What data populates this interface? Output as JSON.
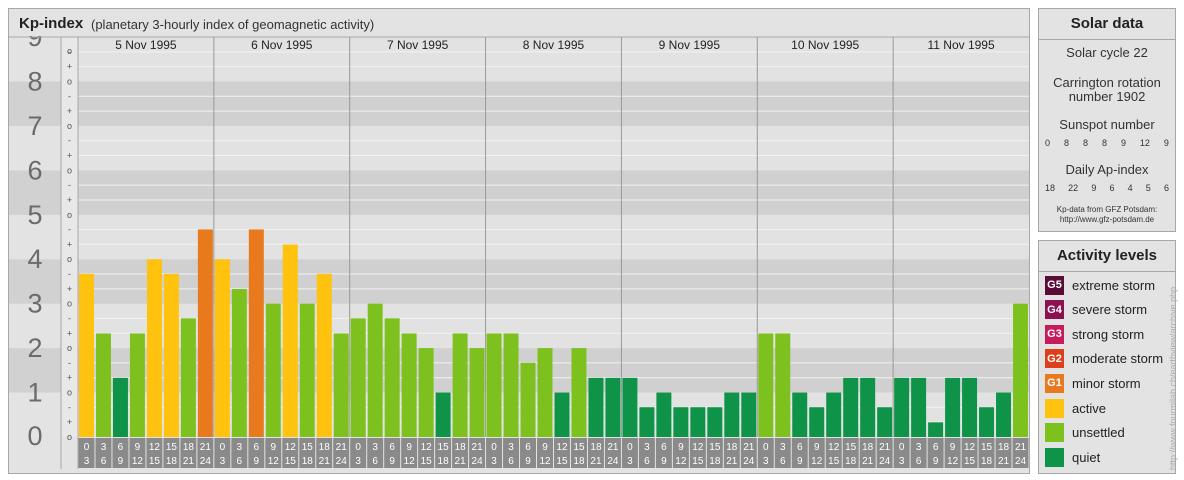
{
  "header": {
    "title": "Kp-index",
    "subtitle": "(planetary 3-hourly index of geomagnetic activity)"
  },
  "colors": {
    "quiet": "#0e9348",
    "unsettled": "#7dc11f",
    "active": "#ffc20e",
    "g1": "#e8791c",
    "g2": "#dc3f1a",
    "g3": "#c81b5e",
    "g4": "#8c1150",
    "g5": "#5a0c35"
  },
  "chart_data": {
    "type": "bar",
    "ylabel": "",
    "ylim": [
      0,
      9
    ],
    "yticks": [
      "0",
      "1",
      "2",
      "3",
      "4",
      "5",
      "6",
      "7",
      "8",
      "9"
    ],
    "subticks": [
      "-",
      "+",
      "o"
    ],
    "days": [
      "5 Nov 1995",
      "6 Nov 1995",
      "7 Nov 1995",
      "8 Nov 1995",
      "9 Nov 1995",
      "10 Nov 1995",
      "11 Nov 1995"
    ],
    "interval_start": [
      "0",
      "3",
      "6",
      "9",
      "12",
      "15",
      "18",
      "21"
    ],
    "interval_end": [
      "3",
      "6",
      "9",
      "12",
      "15",
      "18",
      "21",
      "24"
    ],
    "values": [
      3.67,
      2.33,
      1.33,
      2.33,
      4.0,
      3.67,
      2.67,
      4.67,
      4.0,
      3.33,
      4.67,
      3.0,
      4.33,
      3.0,
      3.67,
      2.33,
      2.67,
      3.0,
      2.67,
      2.33,
      2.0,
      1.0,
      2.33,
      2.0,
      2.33,
      2.33,
      1.67,
      2.0,
      1.0,
      2.0,
      1.33,
      1.33,
      1.33,
      0.67,
      1.0,
      0.67,
      0.67,
      0.67,
      1.0,
      1.0,
      2.33,
      2.33,
      1.0,
      0.67,
      1.0,
      1.33,
      1.33,
      0.67,
      1.33,
      1.33,
      0.33,
      1.33,
      1.33,
      0.67,
      1.0,
      3.0
    ]
  },
  "solar": {
    "title": "Solar data",
    "cycle": "Solar cycle 22",
    "carrington_line1": "Carrington rotation",
    "carrington_line2": "number 1902",
    "sunspot_label": "Sunspot number",
    "sunspot_values": [
      "0",
      "8",
      "8",
      "8",
      "9",
      "12",
      "9"
    ],
    "ap_label": "Daily Ap-index",
    "ap_values": [
      "18",
      "22",
      "9",
      "6",
      "4",
      "5",
      "6"
    ],
    "credit_line1": "Kp-data from GFZ Potsdam:",
    "credit_line2": "http://www.gfz-potsdam.de"
  },
  "activity": {
    "title": "Activity levels",
    "items": [
      {
        "code": "G5",
        "label": "extreme storm",
        "color": "#5a0c35"
      },
      {
        "code": "G4",
        "label": "severe storm",
        "color": "#8c1150"
      },
      {
        "code": "G3",
        "label": "strong storm",
        "color": "#c81b5e"
      },
      {
        "code": "G2",
        "label": "moderate storm",
        "color": "#dc3f1a"
      },
      {
        "code": "G1",
        "label": "minor storm",
        "color": "#e8791c"
      },
      {
        "code": "",
        "label": "active",
        "color": "#ffc20e"
      },
      {
        "code": "",
        "label": "unsettled",
        "color": "#7dc11f"
      },
      {
        "code": "",
        "label": "quiet",
        "color": "#0e9348"
      }
    ]
  },
  "watermark": "http://www.fourmilab.ch/earthview/archive.php"
}
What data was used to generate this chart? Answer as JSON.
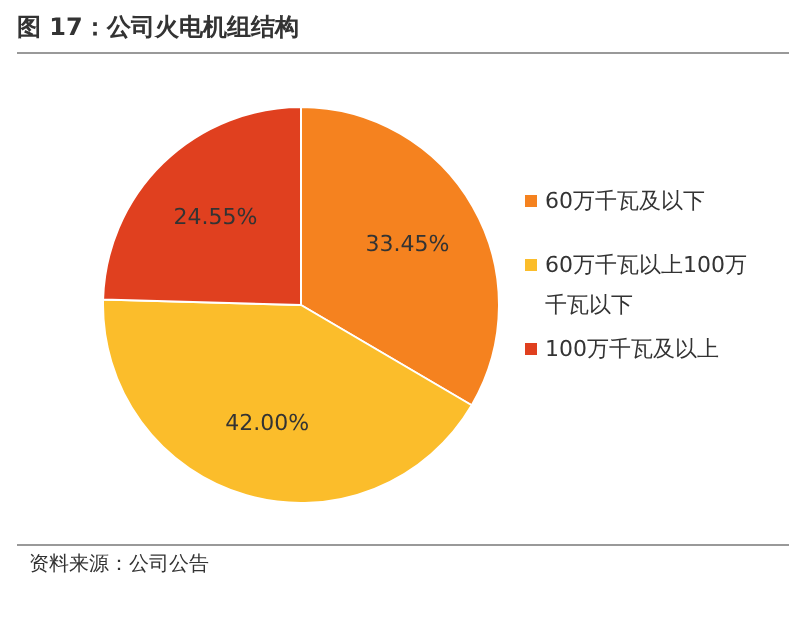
{
  "chart_data": {
    "type": "pie",
    "title": "图 17：公司火电机组结构",
    "categories": [
      "60万千瓦及以下",
      "60万千瓦以上100万千瓦以下",
      "100万千瓦及以上"
    ],
    "values": [
      33.45,
      42.0,
      24.55
    ],
    "colors": [
      "#f5821f",
      "#fbbd2b",
      "#e0401f"
    ],
    "value_labels": [
      "33.45%",
      "42.00%",
      "24.55%"
    ],
    "legend": "right",
    "annotations": [
      "资料来源：公司公告"
    ]
  }
}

→ **What to do**: Set the listing down in full and exactly. Pictures within it should not appear in the copy.

→ **Problem solution**:
What data populates this interface? Output as JSON.
{
  "header": {
    "title": "Kp-index",
    "subtitle": "(planetary 3-hourly index of geomagnetic activity)"
  },
  "colors": {
    "quiet": "#0e9348",
    "unsettled": "#7dc11f",
    "active": "#ffc20e",
    "g1": "#e8791c",
    "g2": "#dc3f1a",
    "g3": "#c81b5e",
    "g4": "#8c1150",
    "g5": "#5a0c35"
  },
  "chart_data": {
    "type": "bar",
    "ylabel": "",
    "ylim": [
      0,
      9
    ],
    "yticks": [
      "0",
      "1",
      "2",
      "3",
      "4",
      "5",
      "6",
      "7",
      "8",
      "9"
    ],
    "subticks": [
      "-",
      "+",
      "o"
    ],
    "days": [
      "5 Nov 1995",
      "6 Nov 1995",
      "7 Nov 1995",
      "8 Nov 1995",
      "9 Nov 1995",
      "10 Nov 1995",
      "11 Nov 1995"
    ],
    "interval_start": [
      "0",
      "3",
      "6",
      "9",
      "12",
      "15",
      "18",
      "21"
    ],
    "interval_end": [
      "3",
      "6",
      "9",
      "12",
      "15",
      "18",
      "21",
      "24"
    ],
    "values": [
      3.67,
      2.33,
      1.33,
      2.33,
      4.0,
      3.67,
      2.67,
      4.67,
      4.0,
      3.33,
      4.67,
      3.0,
      4.33,
      3.0,
      3.67,
      2.33,
      2.67,
      3.0,
      2.67,
      2.33,
      2.0,
      1.0,
      2.33,
      2.0,
      2.33,
      2.33,
      1.67,
      2.0,
      1.0,
      2.0,
      1.33,
      1.33,
      1.33,
      0.67,
      1.0,
      0.67,
      0.67,
      0.67,
      1.0,
      1.0,
      2.33,
      2.33,
      1.0,
      0.67,
      1.0,
      1.33,
      1.33,
      0.67,
      1.33,
      1.33,
      0.33,
      1.33,
      1.33,
      0.67,
      1.0,
      3.0
    ]
  },
  "solar": {
    "title": "Solar data",
    "cycle": "Solar cycle 22",
    "carrington_line1": "Carrington rotation",
    "carrington_line2": "number 1902",
    "sunspot_label": "Sunspot number",
    "sunspot_values": [
      "0",
      "8",
      "8",
      "8",
      "9",
      "12",
      "9"
    ],
    "ap_label": "Daily Ap-index",
    "ap_values": [
      "18",
      "22",
      "9",
      "6",
      "4",
      "5",
      "6"
    ],
    "credit_line1": "Kp-data from GFZ Potsdam:",
    "credit_line2": "http://www.gfz-potsdam.de"
  },
  "activity": {
    "title": "Activity levels",
    "items": [
      {
        "code": "G5",
        "label": "extreme storm",
        "color": "#5a0c35"
      },
      {
        "code": "G4",
        "label": "severe storm",
        "color": "#8c1150"
      },
      {
        "code": "G3",
        "label": "strong storm",
        "color": "#c81b5e"
      },
      {
        "code": "G2",
        "label": "moderate storm",
        "color": "#dc3f1a"
      },
      {
        "code": "G1",
        "label": "minor storm",
        "color": "#e8791c"
      },
      {
        "code": "",
        "label": "active",
        "color": "#ffc20e"
      },
      {
        "code": "",
        "label": "unsettled",
        "color": "#7dc11f"
      },
      {
        "code": "",
        "label": "quiet",
        "color": "#0e9348"
      }
    ]
  },
  "watermark": "http://www.fourmilab.ch/earthview/archive.php"
}
What data was used to generate this chart? Answer as JSON.
{
  "chart_data": {
    "type": "pie",
    "title": "图 17：公司火电机组结构",
    "categories": [
      "60万千瓦及以下",
      "60万千瓦以上100万千瓦以下",
      "100万千瓦及以上"
    ],
    "values": [
      33.45,
      42.0,
      24.55
    ],
    "colors": [
      "#f5821f",
      "#fbbd2b",
      "#e0401f"
    ],
    "value_labels": [
      "33.45%",
      "42.00%",
      "24.55%"
    ],
    "legend": "right",
    "annotations": [
      "资料来源：公司公告"
    ]
  }
}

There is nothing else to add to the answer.